Dataset excerpts —

______________________________

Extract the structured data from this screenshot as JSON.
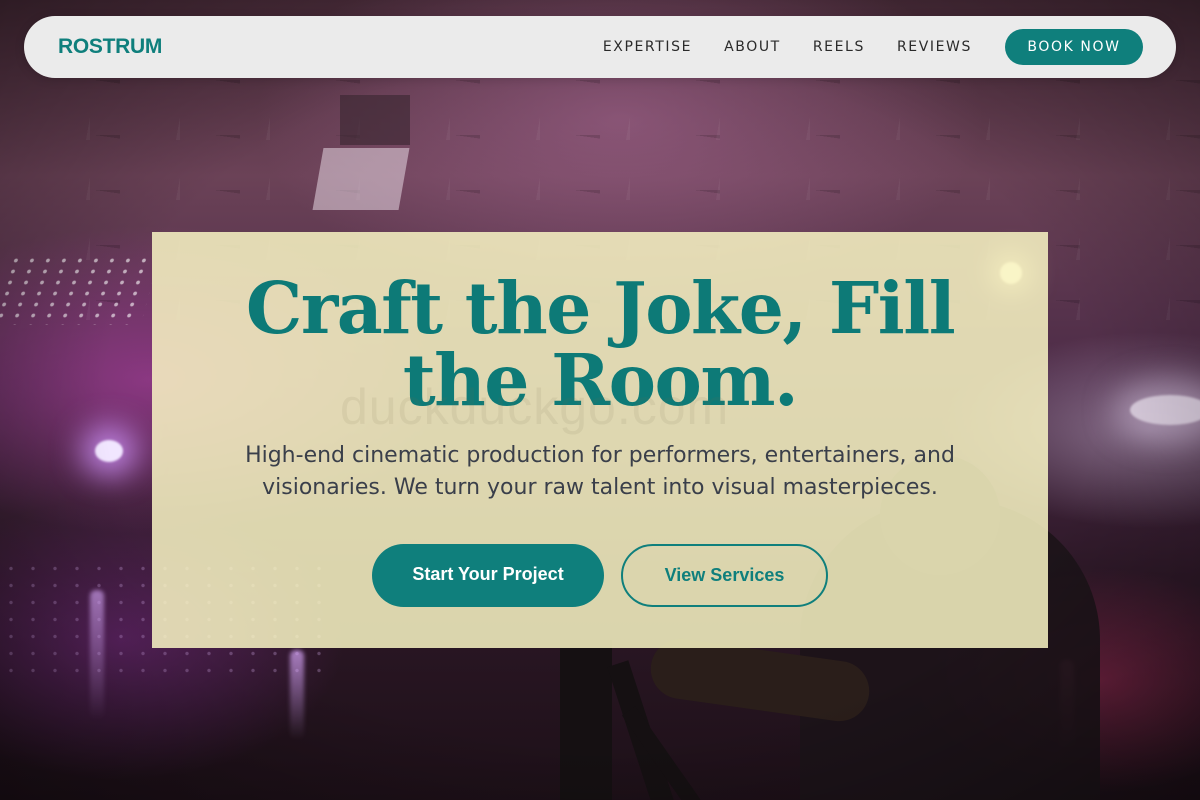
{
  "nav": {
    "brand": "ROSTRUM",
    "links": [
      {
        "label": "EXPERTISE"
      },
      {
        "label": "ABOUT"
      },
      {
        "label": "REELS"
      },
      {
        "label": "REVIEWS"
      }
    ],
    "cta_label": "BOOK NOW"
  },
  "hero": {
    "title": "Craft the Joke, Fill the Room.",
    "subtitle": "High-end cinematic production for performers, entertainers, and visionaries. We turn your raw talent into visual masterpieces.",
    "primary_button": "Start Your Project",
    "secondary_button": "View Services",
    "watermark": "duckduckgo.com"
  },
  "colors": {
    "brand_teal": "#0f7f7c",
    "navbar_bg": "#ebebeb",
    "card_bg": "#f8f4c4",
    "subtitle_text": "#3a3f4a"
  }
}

______________________________

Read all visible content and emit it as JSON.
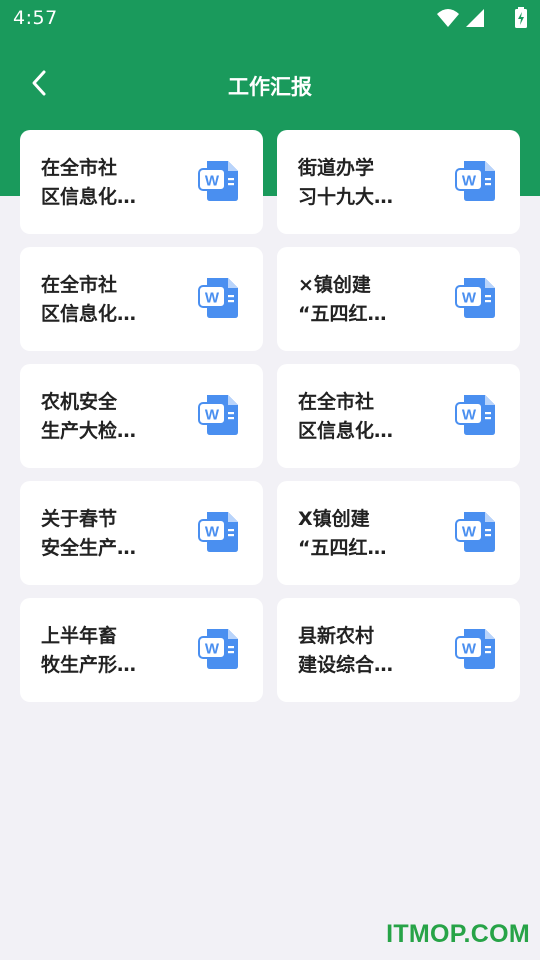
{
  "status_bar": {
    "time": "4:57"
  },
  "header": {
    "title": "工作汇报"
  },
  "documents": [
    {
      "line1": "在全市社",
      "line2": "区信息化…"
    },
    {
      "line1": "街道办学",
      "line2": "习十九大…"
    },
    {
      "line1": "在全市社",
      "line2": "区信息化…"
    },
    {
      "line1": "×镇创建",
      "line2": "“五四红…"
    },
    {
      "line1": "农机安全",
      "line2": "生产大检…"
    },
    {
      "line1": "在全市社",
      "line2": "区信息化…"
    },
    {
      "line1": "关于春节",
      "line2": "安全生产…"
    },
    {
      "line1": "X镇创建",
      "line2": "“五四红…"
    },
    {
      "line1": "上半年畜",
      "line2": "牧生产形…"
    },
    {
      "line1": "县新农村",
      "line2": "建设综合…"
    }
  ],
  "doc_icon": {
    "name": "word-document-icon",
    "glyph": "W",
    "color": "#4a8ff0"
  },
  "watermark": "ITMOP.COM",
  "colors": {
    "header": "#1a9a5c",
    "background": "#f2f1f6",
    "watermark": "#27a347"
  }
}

______________________________

What is needed —
Lines of the listing that contain the word "watermark" are to be counted; report only their number.

Answer below —
3